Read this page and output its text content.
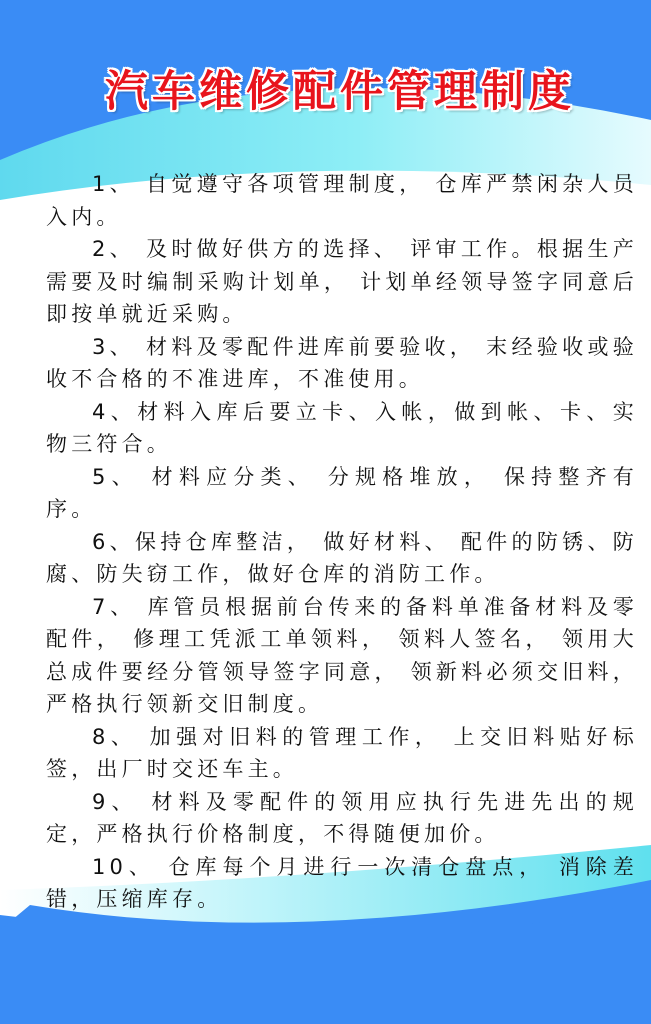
汽车维修配件管理制度

1、 自觉遵守各项管理制度， 仓库严禁闲杂人员入内。

2、 及时做好供方的选择、 评审工作。根据生产需要及时编制采购计划单， 计划单经领导签字同意后即按单就近采购。

3、 材料及零配件进库前要验收， 末经验收或验收不合格的不准进库，不准使用。

4、材料入库后要立卡、入帐，做到帐、卡、实物三符合。

5、 材料应分类、 分规格堆放， 保持整齐有序。

6、保持仓库整洁， 做好材料、 配件的防锈、防腐、防失窃工作，做好仓库的消防工作。

7、 库管员根据前台传来的备料单准备材料及零配件， 修理工凭派工单领料， 领料人签名， 领用大总成件要经分管领导签字同意， 领新料必须交旧料，严格执行领新交旧制度。

8、 加强对旧料的管理工作， 上交旧料贴好标签，出厂时交还车主。

9、 材料及零配件的领用应执行先进先出的规定，严格执行价格制度，不得随便加价。

10、 仓库每个月进行一次清仓盘点， 消除差错，压缩库存。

Brief — Repeat the listing in full and exactly. Do not include any images.

Output for this exercise —
Read this page and output its text content.
汽车维修配件管理制度

1、 自觉遵守各项管理制度， 仓库严禁闲杂人员入内。

2、 及时做好供方的选择、 评审工作。根据生产需要及时编制采购计划单， 计划单经领导签字同意后即按单就近采购。

3、 材料及零配件进库前要验收， 末经验收或验收不合格的不准进库，不准使用。

4、材料入库后要立卡、入帐，做到帐、卡、实物三符合。

5、 材料应分类、 分规格堆放， 保持整齐有序。

6、保持仓库整洁， 做好材料、 配件的防锈、防腐、防失窃工作，做好仓库的消防工作。

7、 库管员根据前台传来的备料单准备材料及零配件， 修理工凭派工单领料， 领料人签名， 领用大总成件要经分管领导签字同意， 领新料必须交旧料，严格执行领新交旧制度。

8、 加强对旧料的管理工作， 上交旧料贴好标签，出厂时交还车主。

9、 材料及零配件的领用应执行先进先出的规定，严格执行价格制度，不得随便加价。

10、 仓库每个月进行一次清仓盘点， 消除差错，压缩库存。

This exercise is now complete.